Task statement: Gather, from the listing beneath this task, every line holding the string "上述所做一切最终向项目部经理负责".

────

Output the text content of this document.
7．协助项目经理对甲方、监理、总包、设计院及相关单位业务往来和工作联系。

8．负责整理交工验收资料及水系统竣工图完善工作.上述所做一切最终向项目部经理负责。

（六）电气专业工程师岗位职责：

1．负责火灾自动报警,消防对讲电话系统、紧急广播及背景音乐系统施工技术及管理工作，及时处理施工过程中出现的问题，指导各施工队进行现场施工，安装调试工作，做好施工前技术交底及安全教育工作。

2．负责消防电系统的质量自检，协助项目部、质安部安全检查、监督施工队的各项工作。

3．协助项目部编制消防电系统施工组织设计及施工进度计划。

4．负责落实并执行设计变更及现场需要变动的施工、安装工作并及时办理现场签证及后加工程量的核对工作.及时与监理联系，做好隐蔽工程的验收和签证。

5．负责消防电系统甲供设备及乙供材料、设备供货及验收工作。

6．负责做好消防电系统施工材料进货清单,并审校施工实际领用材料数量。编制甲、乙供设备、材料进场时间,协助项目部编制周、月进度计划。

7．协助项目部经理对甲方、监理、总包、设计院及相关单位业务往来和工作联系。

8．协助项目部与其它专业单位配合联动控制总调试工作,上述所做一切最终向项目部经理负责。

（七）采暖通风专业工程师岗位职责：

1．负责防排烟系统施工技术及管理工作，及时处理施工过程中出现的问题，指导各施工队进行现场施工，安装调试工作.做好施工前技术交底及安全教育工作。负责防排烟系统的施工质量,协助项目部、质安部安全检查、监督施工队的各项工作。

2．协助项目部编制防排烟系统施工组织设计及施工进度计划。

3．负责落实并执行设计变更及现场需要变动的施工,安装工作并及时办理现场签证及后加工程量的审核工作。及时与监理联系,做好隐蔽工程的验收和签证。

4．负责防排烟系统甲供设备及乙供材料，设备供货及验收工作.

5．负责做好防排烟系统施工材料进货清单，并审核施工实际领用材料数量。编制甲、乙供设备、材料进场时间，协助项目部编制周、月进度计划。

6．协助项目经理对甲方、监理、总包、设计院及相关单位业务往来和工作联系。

────

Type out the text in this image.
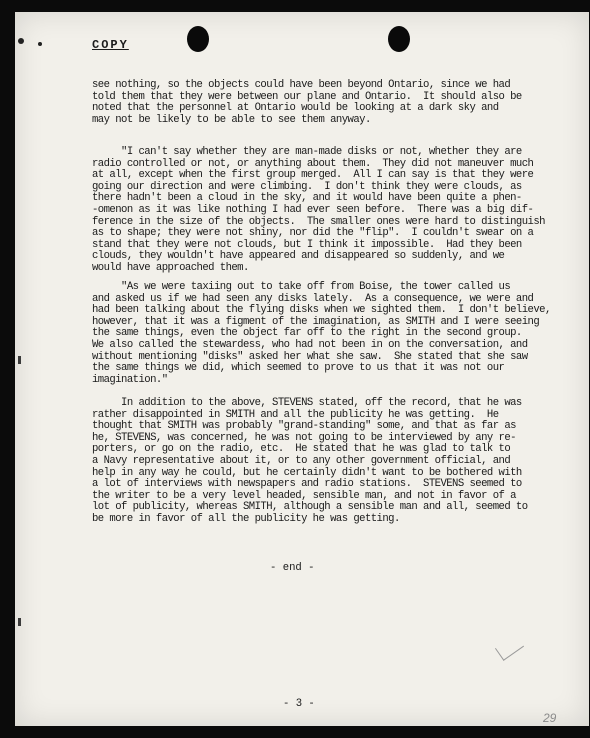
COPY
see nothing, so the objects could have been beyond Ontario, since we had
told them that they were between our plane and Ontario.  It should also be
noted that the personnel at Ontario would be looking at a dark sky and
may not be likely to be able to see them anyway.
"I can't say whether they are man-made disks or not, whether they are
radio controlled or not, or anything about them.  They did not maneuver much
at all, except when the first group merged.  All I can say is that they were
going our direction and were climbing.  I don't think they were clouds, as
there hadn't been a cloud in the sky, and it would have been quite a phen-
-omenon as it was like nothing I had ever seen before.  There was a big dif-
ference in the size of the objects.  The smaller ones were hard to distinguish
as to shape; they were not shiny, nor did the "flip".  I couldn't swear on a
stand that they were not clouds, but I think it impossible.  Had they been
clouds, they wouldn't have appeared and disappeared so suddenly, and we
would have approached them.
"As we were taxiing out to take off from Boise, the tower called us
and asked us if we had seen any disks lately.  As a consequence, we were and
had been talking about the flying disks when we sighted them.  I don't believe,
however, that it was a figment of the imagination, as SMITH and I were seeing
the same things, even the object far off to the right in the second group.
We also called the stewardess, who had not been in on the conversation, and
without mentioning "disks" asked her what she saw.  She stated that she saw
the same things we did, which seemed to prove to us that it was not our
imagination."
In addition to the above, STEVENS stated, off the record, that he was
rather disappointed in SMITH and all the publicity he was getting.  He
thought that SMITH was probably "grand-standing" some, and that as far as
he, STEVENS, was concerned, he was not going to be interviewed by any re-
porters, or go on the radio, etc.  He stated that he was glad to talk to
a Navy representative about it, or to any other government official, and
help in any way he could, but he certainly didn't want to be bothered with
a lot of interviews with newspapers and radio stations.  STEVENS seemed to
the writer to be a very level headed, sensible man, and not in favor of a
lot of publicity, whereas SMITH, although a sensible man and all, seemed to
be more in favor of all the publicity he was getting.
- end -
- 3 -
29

────

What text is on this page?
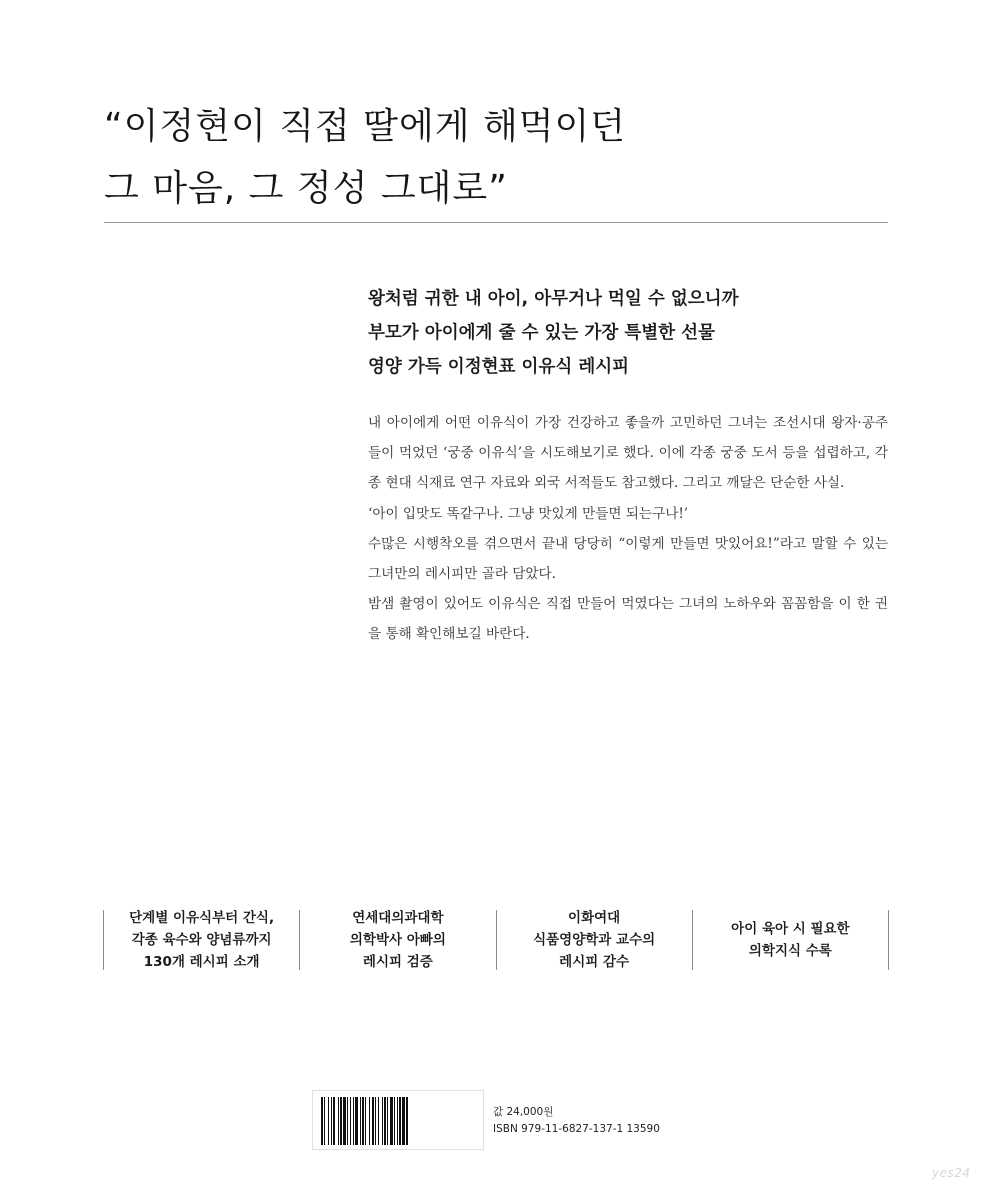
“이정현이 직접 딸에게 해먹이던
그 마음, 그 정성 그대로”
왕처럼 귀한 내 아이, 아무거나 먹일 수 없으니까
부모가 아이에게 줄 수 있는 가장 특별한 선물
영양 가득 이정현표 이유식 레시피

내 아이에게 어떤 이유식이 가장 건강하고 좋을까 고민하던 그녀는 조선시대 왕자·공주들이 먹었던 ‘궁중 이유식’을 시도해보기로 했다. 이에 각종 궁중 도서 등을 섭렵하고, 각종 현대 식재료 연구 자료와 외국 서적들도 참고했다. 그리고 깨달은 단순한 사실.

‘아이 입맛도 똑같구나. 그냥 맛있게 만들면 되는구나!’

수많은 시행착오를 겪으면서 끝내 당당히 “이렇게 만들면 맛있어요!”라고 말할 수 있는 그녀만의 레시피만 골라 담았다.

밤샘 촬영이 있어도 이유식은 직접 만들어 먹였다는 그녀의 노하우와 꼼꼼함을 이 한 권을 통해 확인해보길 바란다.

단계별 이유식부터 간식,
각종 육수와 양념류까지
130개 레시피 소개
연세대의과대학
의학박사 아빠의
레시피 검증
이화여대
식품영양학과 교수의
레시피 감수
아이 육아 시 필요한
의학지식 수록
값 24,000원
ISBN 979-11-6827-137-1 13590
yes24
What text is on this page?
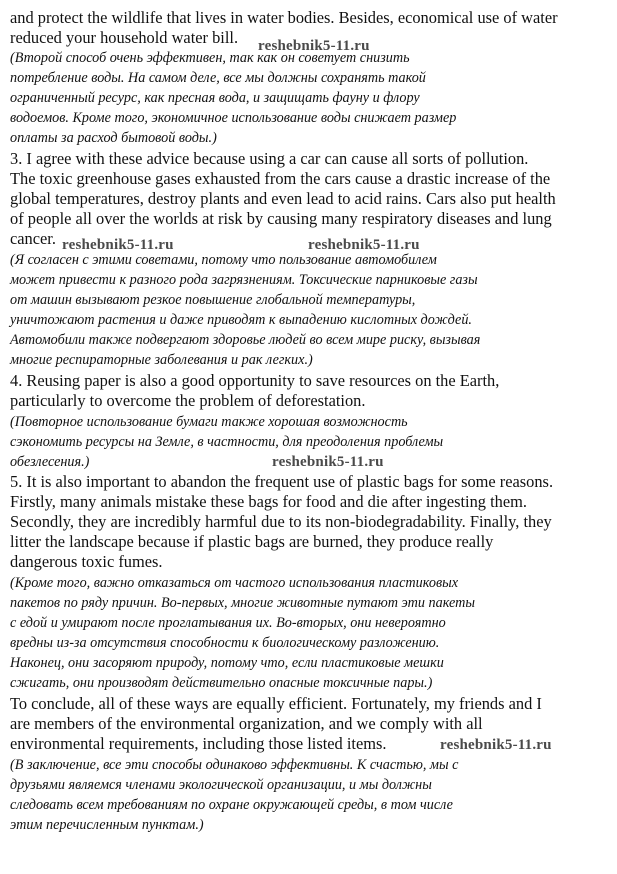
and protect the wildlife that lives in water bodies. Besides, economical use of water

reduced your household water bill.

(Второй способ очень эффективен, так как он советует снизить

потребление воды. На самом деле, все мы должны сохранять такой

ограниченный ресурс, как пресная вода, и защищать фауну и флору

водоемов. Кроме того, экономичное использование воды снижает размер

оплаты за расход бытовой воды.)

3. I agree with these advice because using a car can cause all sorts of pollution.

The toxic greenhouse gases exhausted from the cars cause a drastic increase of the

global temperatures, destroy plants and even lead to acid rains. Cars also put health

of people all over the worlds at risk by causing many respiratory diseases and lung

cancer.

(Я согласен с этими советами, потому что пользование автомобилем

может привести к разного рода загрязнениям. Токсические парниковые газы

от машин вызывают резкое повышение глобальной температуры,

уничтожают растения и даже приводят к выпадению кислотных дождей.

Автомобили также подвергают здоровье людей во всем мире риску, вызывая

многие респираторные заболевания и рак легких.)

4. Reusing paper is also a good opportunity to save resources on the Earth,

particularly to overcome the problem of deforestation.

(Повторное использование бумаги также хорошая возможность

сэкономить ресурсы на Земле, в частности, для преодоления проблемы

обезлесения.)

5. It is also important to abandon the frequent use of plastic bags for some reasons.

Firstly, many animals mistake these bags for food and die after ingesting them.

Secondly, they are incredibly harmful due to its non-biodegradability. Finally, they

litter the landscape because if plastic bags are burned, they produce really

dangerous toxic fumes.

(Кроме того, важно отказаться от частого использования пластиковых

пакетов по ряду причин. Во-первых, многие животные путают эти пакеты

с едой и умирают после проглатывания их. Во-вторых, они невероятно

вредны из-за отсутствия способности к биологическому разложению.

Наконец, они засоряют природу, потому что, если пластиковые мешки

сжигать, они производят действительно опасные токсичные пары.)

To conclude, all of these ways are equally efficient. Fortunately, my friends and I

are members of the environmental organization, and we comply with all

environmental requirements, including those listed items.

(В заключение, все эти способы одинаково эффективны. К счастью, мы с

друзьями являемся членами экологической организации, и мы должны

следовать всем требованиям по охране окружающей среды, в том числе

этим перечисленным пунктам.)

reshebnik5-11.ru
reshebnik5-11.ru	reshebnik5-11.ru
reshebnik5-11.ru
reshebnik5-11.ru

────

Result of the exercise:
8．负责整理交工验收资料及水系统竣工图完善工作.上述所做一切最终向项目部经理负责。
8．协助项目部与其它专业单位配合联动控制总调试工作,上述所做一切最终向项目部经理负责。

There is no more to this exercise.